Data records:
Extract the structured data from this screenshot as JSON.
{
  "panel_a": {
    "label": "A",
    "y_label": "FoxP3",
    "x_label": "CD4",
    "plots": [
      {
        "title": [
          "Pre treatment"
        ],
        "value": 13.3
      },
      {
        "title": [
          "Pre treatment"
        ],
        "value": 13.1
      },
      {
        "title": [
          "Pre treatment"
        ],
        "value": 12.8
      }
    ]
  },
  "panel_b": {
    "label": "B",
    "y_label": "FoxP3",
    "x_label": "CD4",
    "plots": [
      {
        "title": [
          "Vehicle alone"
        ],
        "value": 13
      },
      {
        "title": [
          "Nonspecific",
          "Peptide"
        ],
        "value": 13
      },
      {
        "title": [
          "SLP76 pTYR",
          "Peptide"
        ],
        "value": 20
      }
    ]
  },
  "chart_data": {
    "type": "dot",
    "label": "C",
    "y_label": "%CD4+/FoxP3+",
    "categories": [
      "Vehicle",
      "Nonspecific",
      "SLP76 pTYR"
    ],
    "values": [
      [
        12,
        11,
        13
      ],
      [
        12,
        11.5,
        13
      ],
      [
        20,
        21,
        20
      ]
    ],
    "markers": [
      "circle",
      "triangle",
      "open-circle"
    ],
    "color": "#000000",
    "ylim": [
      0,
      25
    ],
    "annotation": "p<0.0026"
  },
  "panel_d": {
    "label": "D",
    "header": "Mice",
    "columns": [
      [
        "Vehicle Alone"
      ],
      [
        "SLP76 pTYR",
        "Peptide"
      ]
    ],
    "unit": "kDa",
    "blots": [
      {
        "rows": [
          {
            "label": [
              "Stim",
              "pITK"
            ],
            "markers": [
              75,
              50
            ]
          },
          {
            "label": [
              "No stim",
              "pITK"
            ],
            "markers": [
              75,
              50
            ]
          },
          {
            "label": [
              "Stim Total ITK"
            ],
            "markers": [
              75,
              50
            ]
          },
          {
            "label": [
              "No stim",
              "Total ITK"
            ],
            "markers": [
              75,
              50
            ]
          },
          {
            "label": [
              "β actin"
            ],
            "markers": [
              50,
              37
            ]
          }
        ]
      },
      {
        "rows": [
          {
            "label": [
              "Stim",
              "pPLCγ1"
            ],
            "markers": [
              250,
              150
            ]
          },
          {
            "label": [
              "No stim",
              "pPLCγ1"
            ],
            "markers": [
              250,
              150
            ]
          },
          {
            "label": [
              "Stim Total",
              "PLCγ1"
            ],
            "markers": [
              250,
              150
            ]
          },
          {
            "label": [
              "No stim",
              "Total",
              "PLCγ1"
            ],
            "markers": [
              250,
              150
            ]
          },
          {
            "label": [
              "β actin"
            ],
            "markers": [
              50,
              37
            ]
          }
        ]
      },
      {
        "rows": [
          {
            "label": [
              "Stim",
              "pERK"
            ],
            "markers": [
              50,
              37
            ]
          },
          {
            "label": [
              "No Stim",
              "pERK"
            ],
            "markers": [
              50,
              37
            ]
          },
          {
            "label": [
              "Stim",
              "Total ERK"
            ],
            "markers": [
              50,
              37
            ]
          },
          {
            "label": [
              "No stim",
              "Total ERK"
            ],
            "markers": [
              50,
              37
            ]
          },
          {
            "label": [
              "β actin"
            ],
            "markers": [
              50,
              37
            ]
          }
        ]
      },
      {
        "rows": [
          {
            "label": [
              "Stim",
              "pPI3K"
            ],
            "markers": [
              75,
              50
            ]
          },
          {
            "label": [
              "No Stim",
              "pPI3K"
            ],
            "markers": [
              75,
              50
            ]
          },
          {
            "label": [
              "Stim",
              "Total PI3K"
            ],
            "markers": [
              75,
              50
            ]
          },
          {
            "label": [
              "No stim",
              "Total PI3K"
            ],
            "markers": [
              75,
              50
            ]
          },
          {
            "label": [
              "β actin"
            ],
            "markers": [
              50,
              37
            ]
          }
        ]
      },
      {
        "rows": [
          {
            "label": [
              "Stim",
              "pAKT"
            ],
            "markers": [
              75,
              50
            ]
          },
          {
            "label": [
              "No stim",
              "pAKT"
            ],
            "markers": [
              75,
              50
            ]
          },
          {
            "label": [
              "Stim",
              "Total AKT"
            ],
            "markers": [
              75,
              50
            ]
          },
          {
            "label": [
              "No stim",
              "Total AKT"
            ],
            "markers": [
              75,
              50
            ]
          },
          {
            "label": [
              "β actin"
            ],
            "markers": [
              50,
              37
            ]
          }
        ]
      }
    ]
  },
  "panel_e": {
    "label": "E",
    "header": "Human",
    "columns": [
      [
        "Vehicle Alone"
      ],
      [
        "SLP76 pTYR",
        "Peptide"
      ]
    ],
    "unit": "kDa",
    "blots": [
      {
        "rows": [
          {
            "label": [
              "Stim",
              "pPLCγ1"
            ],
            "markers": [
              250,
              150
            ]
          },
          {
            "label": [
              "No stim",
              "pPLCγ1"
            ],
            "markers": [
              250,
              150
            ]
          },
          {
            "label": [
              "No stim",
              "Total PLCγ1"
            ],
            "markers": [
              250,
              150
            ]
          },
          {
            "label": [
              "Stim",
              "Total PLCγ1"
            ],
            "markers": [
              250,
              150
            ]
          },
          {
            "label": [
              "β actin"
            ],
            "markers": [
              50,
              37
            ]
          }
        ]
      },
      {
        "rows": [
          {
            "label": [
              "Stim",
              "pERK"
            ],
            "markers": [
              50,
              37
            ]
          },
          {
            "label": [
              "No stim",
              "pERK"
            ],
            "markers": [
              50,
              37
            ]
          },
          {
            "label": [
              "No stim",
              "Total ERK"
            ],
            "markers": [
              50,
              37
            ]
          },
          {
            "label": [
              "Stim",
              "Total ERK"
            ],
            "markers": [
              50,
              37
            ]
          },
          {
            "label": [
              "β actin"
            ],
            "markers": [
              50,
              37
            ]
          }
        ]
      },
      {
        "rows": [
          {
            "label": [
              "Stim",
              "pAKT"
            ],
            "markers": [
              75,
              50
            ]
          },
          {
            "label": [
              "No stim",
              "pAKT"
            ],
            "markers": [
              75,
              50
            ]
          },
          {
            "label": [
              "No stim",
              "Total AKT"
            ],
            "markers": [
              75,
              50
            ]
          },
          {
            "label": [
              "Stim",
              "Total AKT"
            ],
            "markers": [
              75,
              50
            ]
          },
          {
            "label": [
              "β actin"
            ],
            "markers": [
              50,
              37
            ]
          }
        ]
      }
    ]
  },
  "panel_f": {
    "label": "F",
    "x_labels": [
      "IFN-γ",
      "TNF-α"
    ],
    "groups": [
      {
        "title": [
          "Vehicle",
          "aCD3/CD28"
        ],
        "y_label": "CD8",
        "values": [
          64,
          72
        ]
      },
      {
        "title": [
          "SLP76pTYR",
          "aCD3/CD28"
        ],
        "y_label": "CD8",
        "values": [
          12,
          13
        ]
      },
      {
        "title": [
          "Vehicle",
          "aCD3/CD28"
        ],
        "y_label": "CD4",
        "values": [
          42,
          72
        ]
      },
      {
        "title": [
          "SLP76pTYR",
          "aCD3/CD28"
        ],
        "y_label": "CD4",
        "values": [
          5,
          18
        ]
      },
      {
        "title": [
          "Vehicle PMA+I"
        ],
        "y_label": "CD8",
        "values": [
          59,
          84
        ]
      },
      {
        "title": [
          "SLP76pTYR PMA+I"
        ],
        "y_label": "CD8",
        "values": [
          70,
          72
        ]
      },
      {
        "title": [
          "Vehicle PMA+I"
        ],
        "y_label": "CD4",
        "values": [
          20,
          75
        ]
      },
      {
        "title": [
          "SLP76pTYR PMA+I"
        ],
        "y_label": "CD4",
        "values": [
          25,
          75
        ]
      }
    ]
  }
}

▶ [Task requirements] The records above should all be quoted exactly, please.

▶ [Exercise answer]
Extract the structured data from this screenshot as JSON.
{
  "panel_a": {
    "label": "A",
    "y_label": "FoxP3",
    "x_label": "CD4",
    "plots": [
      {
        "title": [
          "Pre treatment"
        ],
        "value": 13.3
      },
      {
        "title": [
          "Pre treatment"
        ],
        "value": 13.1
      },
      {
        "title": [
          "Pre treatment"
        ],
        "value": 12.8
      }
    ]
  },
  "panel_b": {
    "label": "B",
    "y_label": "FoxP3",
    "x_label": "CD4",
    "plots": [
      {
        "title": [
          "Vehicle alone"
        ],
        "value": 13
      },
      {
        "title": [
          "Nonspecific",
          "Peptide"
        ],
        "value": 13
      },
      {
        "title": [
          "SLP76 pTYR",
          "Peptide"
        ],
        "value": 20
      }
    ]
  },
  "chart_data": {
    "type": "dot",
    "label": "C",
    "y_label": "%CD4+/FoxP3+",
    "categories": [
      "Vehicle",
      "Nonspecific",
      "SLP76 pTYR"
    ],
    "values": [
      [
        12,
        11,
        13
      ],
      [
        12,
        11.5,
        13
      ],
      [
        20,
        21,
        20
      ]
    ],
    "markers": [
      "circle",
      "triangle",
      "open-circle"
    ],
    "color": "#000000",
    "ylim": [
      0,
      25
    ],
    "annotation": "p<0.0026"
  },
  "panel_d": {
    "label": "D",
    "header": "Mice",
    "columns": [
      [
        "Vehicle Alone"
      ],
      [
        "SLP76 pTYR",
        "Peptide"
      ]
    ],
    "unit": "kDa",
    "blots": [
      {
        "rows": [
          {
            "label": [
              "Stim",
              "pITK"
            ],
            "markers": [
              75,
              50
            ]
          },
          {
            "label": [
              "No stim",
              "pITK"
            ],
            "markers": [
              75,
              50
            ]
          },
          {
            "label": [
              "Stim Total ITK"
            ],
            "markers": [
              75,
              50
            ]
          },
          {
            "label": [
              "No stim",
              "Total ITK"
            ],
            "markers": [
              75,
              50
            ]
          },
          {
            "label": [
              "β actin"
            ],
            "markers": [
              50,
              37
            ]
          }
        ]
      },
      {
        "rows": [
          {
            "label": [
              "Stim",
              "pPLCγ1"
            ],
            "markers": [
              250,
              150
            ]
          },
          {
            "label": [
              "No stim",
              "pPLCγ1"
            ],
            "markers": [
              250,
              150
            ]
          },
          {
            "label": [
              "Stim Total",
              "PLCγ1"
            ],
            "markers": [
              250,
              150
            ]
          },
          {
            "label": [
              "No stim",
              "Total",
              "PLCγ1"
            ],
            "markers": [
              250,
              150
            ]
          },
          {
            "label": [
              "β actin"
            ],
            "markers": [
              50,
              37
            ]
          }
        ]
      },
      {
        "rows": [
          {
            "label": [
              "Stim",
              "pERK"
            ],
            "markers": [
              50,
              37
            ]
          },
          {
            "label": [
              "No Stim",
              "pERK"
            ],
            "markers": [
              50,
              37
            ]
          },
          {
            "label": [
              "Stim",
              "Total ERK"
            ],
            "markers": [
              50,
              37
            ]
          },
          {
            "label": [
              "No stim",
              "Total ERK"
            ],
            "markers": [
              50,
              37
            ]
          },
          {
            "label": [
              "β actin"
            ],
            "markers": [
              50,
              37
            ]
          }
        ]
      },
      {
        "rows": [
          {
            "label": [
              "Stim",
              "pPI3K"
            ],
            "markers": [
              75,
              50
            ]
          },
          {
            "label": [
              "No Stim",
              "pPI3K"
            ],
            "markers": [
              75,
              50
            ]
          },
          {
            "label": [
              "Stim",
              "Total PI3K"
            ],
            "markers": [
              75,
              50
            ]
          },
          {
            "label": [
              "No stim",
              "Total PI3K"
            ],
            "markers": [
              75,
              50
            ]
          },
          {
            "label": [
              "β actin"
            ],
            "markers": [
              50,
              37
            ]
          }
        ]
      },
      {
        "rows": [
          {
            "label": [
              "Stim",
              "pAKT"
            ],
            "markers": [
              75,
              50
            ]
          },
          {
            "label": [
              "No stim",
              "pAKT"
            ],
            "markers": [
              75,
              50
            ]
          },
          {
            "label": [
              "Stim",
              "Total AKT"
            ],
            "markers": [
              75,
              50
            ]
          },
          {
            "label": [
              "No stim",
              "Total AKT"
            ],
            "markers": [
              75,
              50
            ]
          },
          {
            "label": [
              "β actin"
            ],
            "markers": [
              50,
              37
            ]
          }
        ]
      }
    ]
  },
  "panel_e": {
    "label": "E",
    "header": "Human",
    "columns": [
      [
        "Vehicle Alone"
      ],
      [
        "SLP76 pTYR",
        "Peptide"
      ]
    ],
    "unit": "kDa",
    "blots": [
      {
        "rows": [
          {
            "label": [
              "Stim",
              "pPLCγ1"
            ],
            "markers": [
              250,
              150
            ]
          },
          {
            "label": [
              "No stim",
              "pPLCγ1"
            ],
            "markers": [
              250,
              150
            ]
          },
          {
            "label": [
              "No stim",
              "Total PLCγ1"
            ],
            "markers": [
              250,
              150
            ]
          },
          {
            "label": [
              "Stim",
              "Total PLCγ1"
            ],
            "markers": [
              250,
              150
            ]
          },
          {
            "label": [
              "β actin"
            ],
            "markers": [
              50,
              37
            ]
          }
        ]
      },
      {
        "rows": [
          {
            "label": [
              "Stim",
              "pERK"
            ],
            "markers": [
              50,
              37
            ]
          },
          {
            "label": [
              "No stim",
              "pERK"
            ],
            "markers": [
              50,
              37
            ]
          },
          {
            "label": [
              "No stim",
              "Total ERK"
            ],
            "markers": [
              50,
              37
            ]
          },
          {
            "label": [
              "Stim",
              "Total ERK"
            ],
            "markers": [
              50,
              37
            ]
          },
          {
            "label": [
              "β actin"
            ],
            "markers": [
              50,
              37
            ]
          }
        ]
      },
      {
        "rows": [
          {
            "label": [
              "Stim",
              "pAKT"
            ],
            "markers": [
              75,
              50
            ]
          },
          {
            "label": [
              "No stim",
              "pAKT"
            ],
            "markers": [
              75,
              50
            ]
          },
          {
            "label": [
              "No stim",
              "Total AKT"
            ],
            "markers": [
              75,
              50
            ]
          },
          {
            "label": [
              "Stim",
              "Total AKT"
            ],
            "markers": [
              75,
              50
            ]
          },
          {
            "label": [
              "β actin"
            ],
            "markers": [
              50,
              37
            ]
          }
        ]
      }
    ]
  },
  "panel_f": {
    "label": "F",
    "x_labels": [
      "IFN-γ",
      "TNF-α"
    ],
    "groups": [
      {
        "title": [
          "Vehicle",
          "aCD3/CD28"
        ],
        "y_label": "CD8",
        "values": [
          64,
          72
        ]
      },
      {
        "title": [
          "SLP76pTYR",
          "aCD3/CD28"
        ],
        "y_label": "CD8",
        "values": [
          12,
          13
        ]
      },
      {
        "title": [
          "Vehicle",
          "aCD3/CD28"
        ],
        "y_label": "CD4",
        "values": [
          42,
          72
        ]
      },
      {
        "title": [
          "SLP76pTYR",
          "aCD3/CD28"
        ],
        "y_label": "CD4",
        "values": [
          5,
          18
        ]
      },
      {
        "title": [
          "Vehicle PMA+I"
        ],
        "y_label": "CD8",
        "values": [
          59,
          84
        ]
      },
      {
        "title": [
          "SLP76pTYR PMA+I"
        ],
        "y_label": "CD8",
        "values": [
          70,
          72
        ]
      },
      {
        "title": [
          "Vehicle PMA+I"
        ],
        "y_label": "CD4",
        "values": [
          20,
          75
        ]
      },
      {
        "title": [
          "SLP76pTYR PMA+I"
        ],
        "y_label": "CD4",
        "values": [
          25,
          75
        ]
      }
    ]
  }
}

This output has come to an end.